:: Data to process ::
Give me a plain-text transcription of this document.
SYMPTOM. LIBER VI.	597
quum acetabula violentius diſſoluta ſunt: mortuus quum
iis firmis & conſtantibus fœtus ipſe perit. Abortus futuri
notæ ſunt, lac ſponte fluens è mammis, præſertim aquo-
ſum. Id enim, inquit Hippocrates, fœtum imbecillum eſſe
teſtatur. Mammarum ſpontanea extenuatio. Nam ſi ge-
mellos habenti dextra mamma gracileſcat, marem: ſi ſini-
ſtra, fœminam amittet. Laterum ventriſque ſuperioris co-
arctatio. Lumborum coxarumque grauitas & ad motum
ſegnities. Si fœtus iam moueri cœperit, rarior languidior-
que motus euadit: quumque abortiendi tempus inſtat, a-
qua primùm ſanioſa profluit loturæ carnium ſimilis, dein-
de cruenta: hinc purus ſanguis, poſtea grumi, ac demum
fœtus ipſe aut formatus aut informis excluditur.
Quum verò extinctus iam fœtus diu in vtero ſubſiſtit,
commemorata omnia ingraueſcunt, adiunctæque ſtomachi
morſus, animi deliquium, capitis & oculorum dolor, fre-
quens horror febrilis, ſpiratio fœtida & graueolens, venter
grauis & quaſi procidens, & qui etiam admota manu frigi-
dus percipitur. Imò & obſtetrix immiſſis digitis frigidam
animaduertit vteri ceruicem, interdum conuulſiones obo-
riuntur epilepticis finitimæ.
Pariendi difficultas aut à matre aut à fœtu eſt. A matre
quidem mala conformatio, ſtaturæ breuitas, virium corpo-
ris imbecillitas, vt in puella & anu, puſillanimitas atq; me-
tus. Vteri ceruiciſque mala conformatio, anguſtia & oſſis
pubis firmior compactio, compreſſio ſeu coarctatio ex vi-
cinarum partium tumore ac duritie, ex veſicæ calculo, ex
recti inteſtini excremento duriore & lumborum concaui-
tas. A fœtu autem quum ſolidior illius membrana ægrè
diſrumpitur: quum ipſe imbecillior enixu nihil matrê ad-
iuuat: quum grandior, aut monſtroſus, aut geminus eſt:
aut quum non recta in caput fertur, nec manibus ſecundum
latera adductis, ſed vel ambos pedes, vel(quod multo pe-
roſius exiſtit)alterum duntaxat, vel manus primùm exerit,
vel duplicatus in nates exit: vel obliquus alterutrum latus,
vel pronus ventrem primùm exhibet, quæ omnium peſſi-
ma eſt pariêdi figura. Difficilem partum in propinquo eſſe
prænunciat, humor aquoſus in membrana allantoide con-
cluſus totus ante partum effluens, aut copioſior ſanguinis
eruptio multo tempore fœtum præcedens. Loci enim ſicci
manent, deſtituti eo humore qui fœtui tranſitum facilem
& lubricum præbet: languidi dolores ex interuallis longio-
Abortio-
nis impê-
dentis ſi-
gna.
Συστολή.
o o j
:::
- Problem description
After the last line, print all the entries once again, unchanged.

- Solution for this task
Give me a plain-text transcription of this document.
SYMPTOM. LIBER VI.	597
quum acetabula violentius diſſoluta ſunt: mortuus quum
iis firmis & conſtantibus fœtus ipſe perit. Abortus futuri
notæ ſunt, lac ſponte fluens è mammis, præſertim aquo-
ſum. Id enim, inquit Hippocrates, fœtum imbecillum eſſe
teſtatur. Mammarum ſpontanea extenuatio. Nam ſi ge-
mellos habenti dextra mamma gracileſcat, marem: ſi ſini-
ſtra, fœminam amittet. Laterum ventriſque ſuperioris co-
arctatio. Lumborum coxarumque grauitas & ad motum
ſegnities. Si fœtus iam moueri cœperit, rarior languidior-
que motus euadit: quumque abortiendi tempus inſtat, a-
qua primùm ſanioſa profluit loturæ carnium ſimilis, dein-
de cruenta: hinc purus ſanguis, poſtea grumi, ac demum
fœtus ipſe aut formatus aut informis excluditur.
Quum verò extinctus iam fœtus diu in vtero ſubſiſtit,
commemorata omnia ingraueſcunt, adiunctæque ſtomachi
morſus, animi deliquium, capitis & oculorum dolor, fre-
quens horror febrilis, ſpiratio fœtida & graueolens, venter
grauis & quaſi procidens, & qui etiam admota manu frigi-
dus percipitur. Imò & obſtetrix immiſſis digitis frigidam
animaduertit vteri ceruicem, interdum conuulſiones obo-
riuntur epilepticis finitimæ.
Pariendi difficultas aut à matre aut à fœtu eſt. A matre
quidem mala conformatio, ſtaturæ breuitas, virium corpo-
ris imbecillitas, vt in puella & anu, puſillanimitas atq; me-
tus. Vteri ceruiciſque mala conformatio, anguſtia & oſſis
pubis firmior compactio, compreſſio ſeu coarctatio ex vi-
cinarum partium tumore ac duritie, ex veſicæ calculo, ex
recti inteſtini excremento duriore & lumborum concaui-
tas. A fœtu autem quum ſolidior illius membrana ægrè
diſrumpitur: quum ipſe imbecillior enixu nihil matrê ad-
iuuat: quum grandior, aut monſtroſus, aut geminus eſt:
aut quum non recta in caput fertur, nec manibus ſecundum
latera adductis, ſed vel ambos pedes, vel(quod multo pe-
roſius exiſtit)alterum duntaxat, vel manus primùm exerit,
vel duplicatus in nates exit: vel obliquus alterutrum latus,
vel pronus ventrem primùm exhibet, quæ omnium peſſi-
ma eſt pariêdi figura. Difficilem partum in propinquo eſſe
prænunciat, humor aquoſus in membrana allantoide con-
cluſus totus ante partum effluens, aut copioſior ſanguinis
eruptio multo tempore fœtum præcedens. Loci enim ſicci
manent, deſtituti eo humore qui fœtui tranſitum facilem
& lubricum præbet: languidi dolores ex interuallis longio-
Abortio-
nis impê-
dentis ſi-
gna.
Συστολή.
o o j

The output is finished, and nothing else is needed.